• **Record extracts**
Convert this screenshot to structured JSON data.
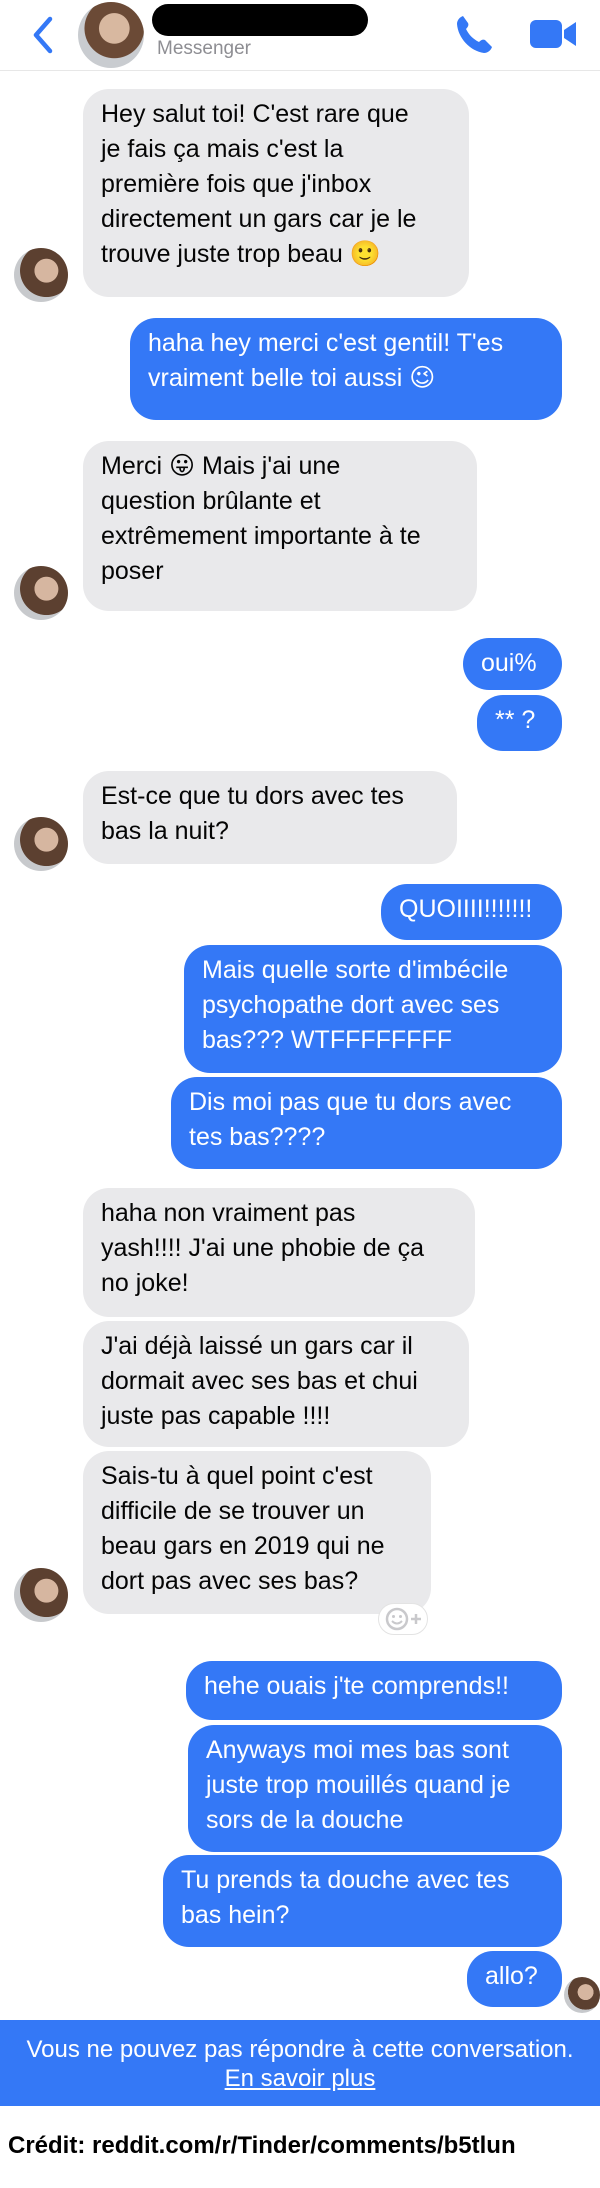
{
  "header": {
    "subtitle": "Messenger",
    "icons": {
      "back": "chevron-left-icon",
      "phone": "phone-icon",
      "video": "video-camera-icon"
    },
    "accent_color": "#3478f6"
  },
  "messages": [
    {
      "sender": "contact",
      "text": "Hey salut toi! C'est rare que\nje fais ça mais c'est la\npremière fois que j'inbox\ndirectement un gars car je le\ntrouve juste trop beau 🙂"
    },
    {
      "sender": "me",
      "text": "haha hey merci c'est gentil! T'es\nvraiment belle toi aussi 😉"
    },
    {
      "sender": "contact",
      "text": "Merci 😛 Mais j'ai une\nquestion brûlante et\nextrêmement importante à te\nposer"
    },
    {
      "sender": "me",
      "text": "oui%"
    },
    {
      "sender": "me",
      "text": "** ?"
    },
    {
      "sender": "contact",
      "text": "Est-ce que tu dors avec tes\nbas la nuit?"
    },
    {
      "sender": "me",
      "text": "QUOIIII!!!!!!!"
    },
    {
      "sender": "me",
      "text": "Mais quelle sorte d'imbécile\npsychopathe dort avec ses\nbas??? WTFFFFFFFF"
    },
    {
      "sender": "me",
      "text": "Dis moi pas que tu dors avec\ntes bas????"
    },
    {
      "sender": "contact",
      "text": "haha non vraiment pas\nyash!!!! J'ai une phobie de ça\nno joke!"
    },
    {
      "sender": "contact",
      "text": "J'ai déjà laissé un gars car il\ndormait avec ses bas et chui\njuste pas capable !!!!"
    },
    {
      "sender": "contact",
      "text": "Sais-tu à quel point c'est\ndifficile de se trouver un\nbeau gars en 2019 qui ne\ndort pas avec ses bas?"
    },
    {
      "sender": "me",
      "text": "hehe ouais j'te comprends!!"
    },
    {
      "sender": "me",
      "text": "Anyways moi mes bas sont\njuste trop mouillés quand je\nsors de la douche"
    },
    {
      "sender": "me",
      "text": "Tu prends ta douche avec tes\nbas hein?"
    },
    {
      "sender": "me",
      "text": "allo?"
    }
  ],
  "reaction_button": {
    "icon": "add-reaction-icon"
  },
  "banner": {
    "text": "Vous ne pouvez pas répondre à cette conversation.",
    "link": "En savoir plus"
  },
  "credit": "Crédit: reddit.com/r/Tinder/comments/b5tlun",
  "colors": {
    "incoming_bubble": "#e9e9eb",
    "outgoing_bubble": "#3478f6",
    "banner": "#3478f6"
  }
}
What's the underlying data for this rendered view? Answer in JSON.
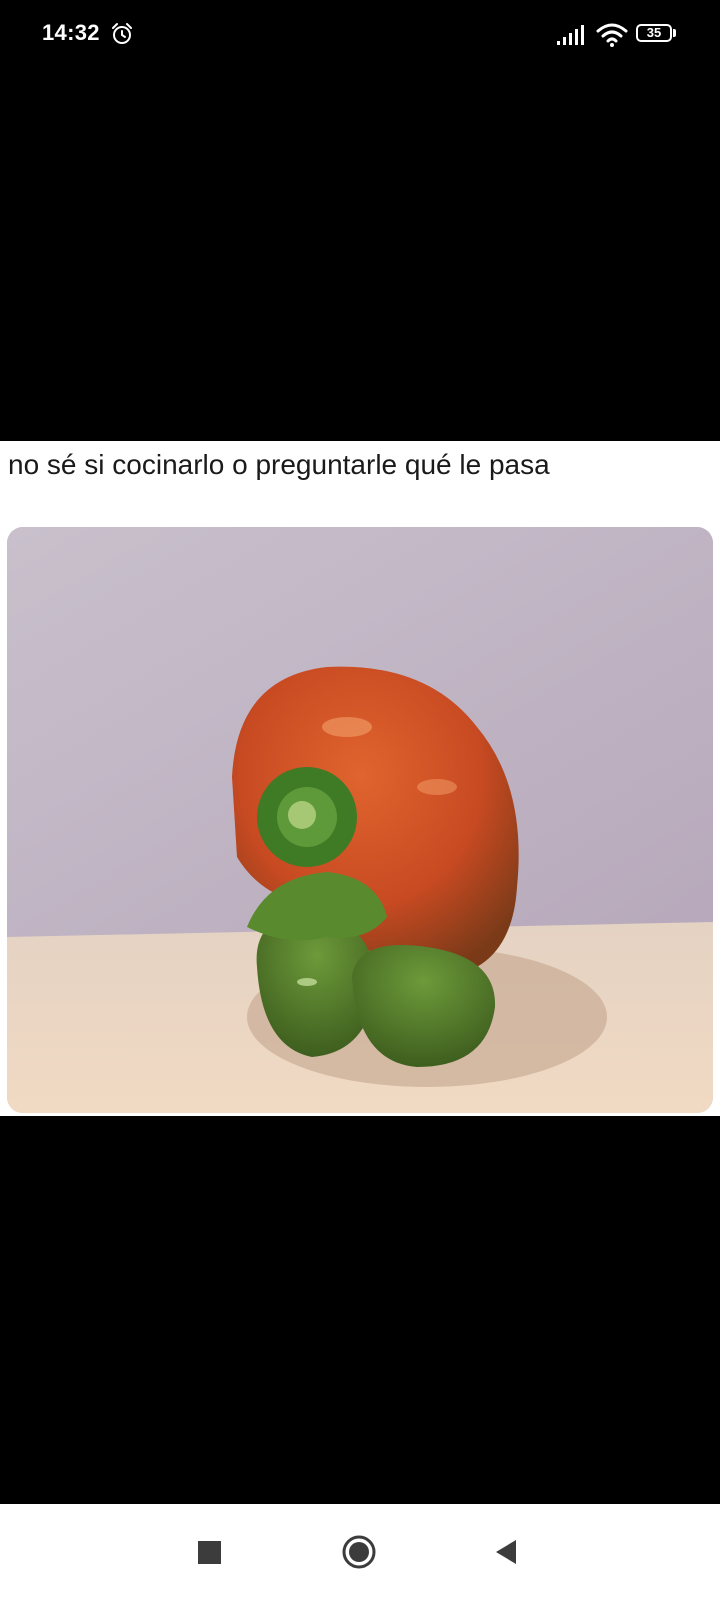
{
  "status_bar": {
    "time": "14:32",
    "alarm_icon": "alarm-clock-icon",
    "signal_icon": "cellular-signal-icon",
    "wifi_icon": "wifi-icon",
    "battery_level": "35"
  },
  "post": {
    "text": "no sé si cocinarlo o preguntarle qué le pasa",
    "image_icon": "photo-bell-pepper"
  },
  "nav_bar": {
    "recents_icon": "square-icon",
    "home_icon": "circle-icon",
    "back_icon": "triangle-back-icon"
  },
  "colors": {
    "background": "#000000",
    "card": "#ffffff",
    "text": "#1a1a1a"
  }
}
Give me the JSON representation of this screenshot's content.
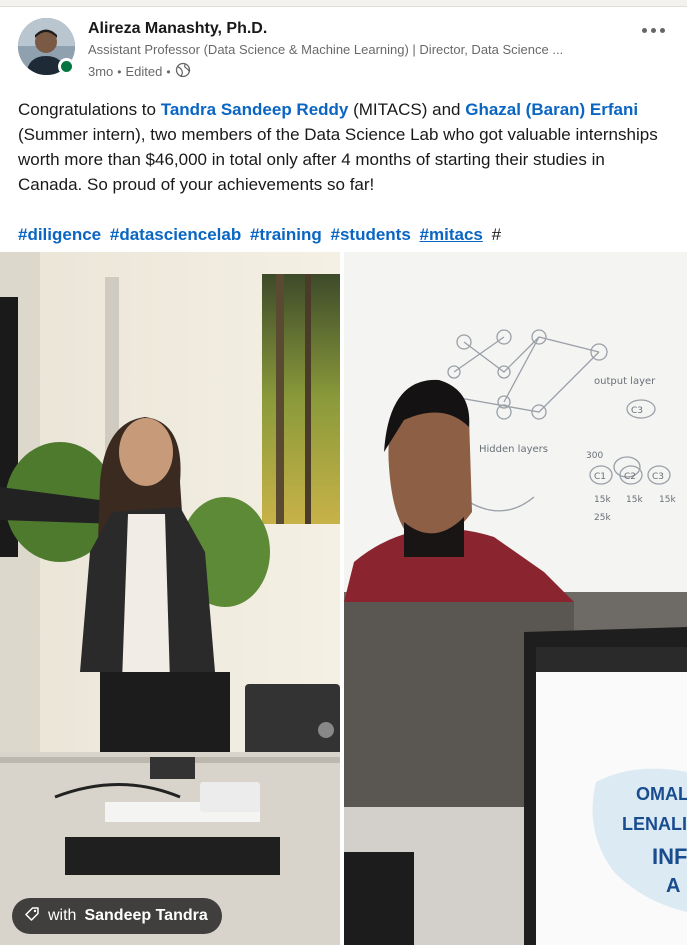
{
  "post": {
    "author": {
      "name": "Alireza Manashty, Ph.D.",
      "headline": "Assistant Professor (Data Science & Machine Learning) | Director, Data Science ...",
      "time": "3mo",
      "edited": "Edited",
      "separator": "•",
      "visibility_icon": "globe-icon",
      "presence": "online"
    },
    "body": {
      "p1": "Congratulations to ",
      "mention1": "Tandra Sandeep Reddy",
      "p2": " (MITACS) and ",
      "mention2": "Ghazal (Baran) Erfani",
      "p3": " (Summer intern), two members of the Data Science Lab who got valuable internships worth more than $46,000 in total only after 4 months of starting their studies in Canada. So proud of your achievements so far!"
    },
    "hashtags": [
      "#diligence",
      "#datasciencelab",
      "#training",
      "#students",
      "#mitacs"
    ],
    "hashtag_trailing": "#",
    "photo_tag": {
      "prefix": "with",
      "name": "Sandeep Tandra"
    },
    "whiteboard_notes": {
      "output_layer": "output layer",
      "hidden_layers": "Hidden layers",
      "c1": "C1",
      "c2": "C2",
      "c3": "C3",
      "n1": "15k",
      "n2": "15k",
      "n3": "15k",
      "total": "25k",
      "nums": "300"
    },
    "screen_words": [
      "OMALI",
      "LENALI",
      "INF",
      "A"
    ]
  },
  "colors": {
    "link": "#0a66c2",
    "online": "#057642",
    "background": "#f3f2ef"
  }
}
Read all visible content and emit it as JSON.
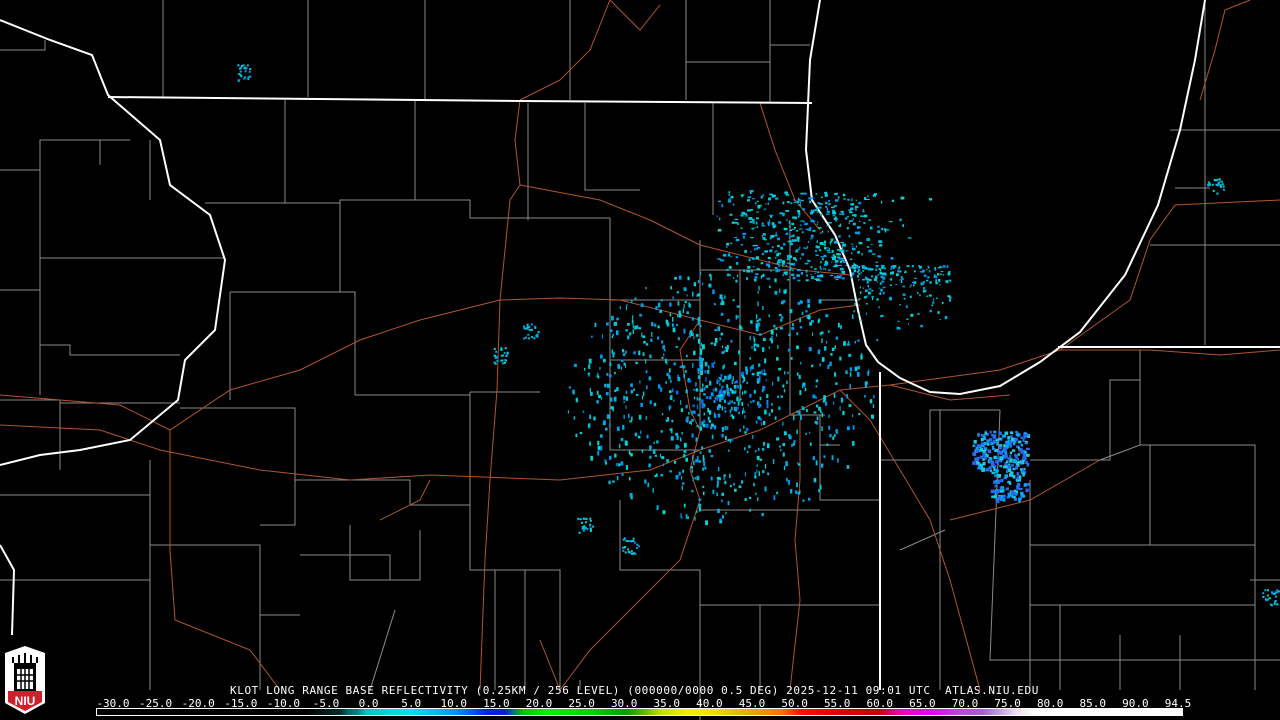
{
  "product": {
    "title": "KLOT LONG RANGE BASE REFLECTIVITY (0.25KM / 256 LEVEL) (000000/0000 0.5 DEG) 2025-12-11 09:01 UTC  ATLAS.NIU.EDU"
  },
  "logo": {
    "text": "NIU"
  },
  "legend": {
    "labels": [
      "-30.0",
      "-25.0",
      "-20.0",
      "-15.0",
      "-10.0",
      "-5.0",
      "0.0",
      "5.0",
      "10.0",
      "15.0",
      "20.0",
      "25.0",
      "30.0",
      "35.0",
      "40.0",
      "45.0",
      "50.0",
      "55.0",
      "60.0",
      "65.0",
      "70.0",
      "75.0",
      "80.0",
      "85.0",
      "90.0",
      "94.5"
    ],
    "range": [
      -30,
      95
    ],
    "color_stops": [
      [
        -30,
        "#000000"
      ],
      [
        -6,
        "#000000"
      ],
      [
        -4,
        "#001818"
      ],
      [
        -2,
        "#002a2a"
      ],
      [
        -1,
        "#006a6a"
      ],
      [
        0,
        "#008080"
      ],
      [
        1,
        "#00c0c0"
      ],
      [
        4,
        "#00d8d8"
      ],
      [
        6,
        "#00e0f0"
      ],
      [
        9,
        "#00b8f0"
      ],
      [
        11,
        "#0098f0"
      ],
      [
        13,
        "#0060f0"
      ],
      [
        15,
        "#0020e0"
      ],
      [
        17,
        "#0020d0"
      ],
      [
        18,
        "#007080"
      ],
      [
        19,
        "#00c000"
      ],
      [
        22,
        "#00f000"
      ],
      [
        27,
        "#00d000"
      ],
      [
        31,
        "#00a000"
      ],
      [
        33,
        "#60b800"
      ],
      [
        35,
        "#c0e000"
      ],
      [
        38,
        "#f0f000"
      ],
      [
        41,
        "#f0e000"
      ],
      [
        44,
        "#e0b800"
      ],
      [
        47,
        "#f09000"
      ],
      [
        49,
        "#ff7000"
      ],
      [
        51,
        "#ff1000"
      ],
      [
        55,
        "#e00000"
      ],
      [
        60,
        "#c00000"
      ],
      [
        61,
        "#d00050"
      ],
      [
        63,
        "#f000c0"
      ],
      [
        66,
        "#e000f0"
      ],
      [
        69,
        "#c040e0"
      ],
      [
        72,
        "#a060d0"
      ],
      [
        74,
        "#c0a0e0"
      ],
      [
        76,
        "#f0e0f0"
      ],
      [
        78,
        "#ffffff"
      ],
      [
        95,
        "#ffffff"
      ]
    ]
  },
  "colors": {
    "state_border": "#ffffff",
    "county_line": "#8a8a8a",
    "highway": "#b0562a",
    "logo_red": "#d0202a"
  }
}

• **Objective**
Look over the records above and copy each line that includes the string "gars".

• **Task answer**
      "text": "Hey salut toi! C'est rare que\nje fais ça mais c'est la\npremière fois que j'inbox\ndirectement un gars car je le\ntrouve juste trop beau 🙂"
      "text": "J'ai déjà laissé un gars car il\ndormait avec ses bas et chui\njuste pas capable !!!!"
      "text": "Sais-tu à quel point c'est\ndifficile de se trouver un\nbeau gars en 2019 qui ne\ndort pas avec ses bas?"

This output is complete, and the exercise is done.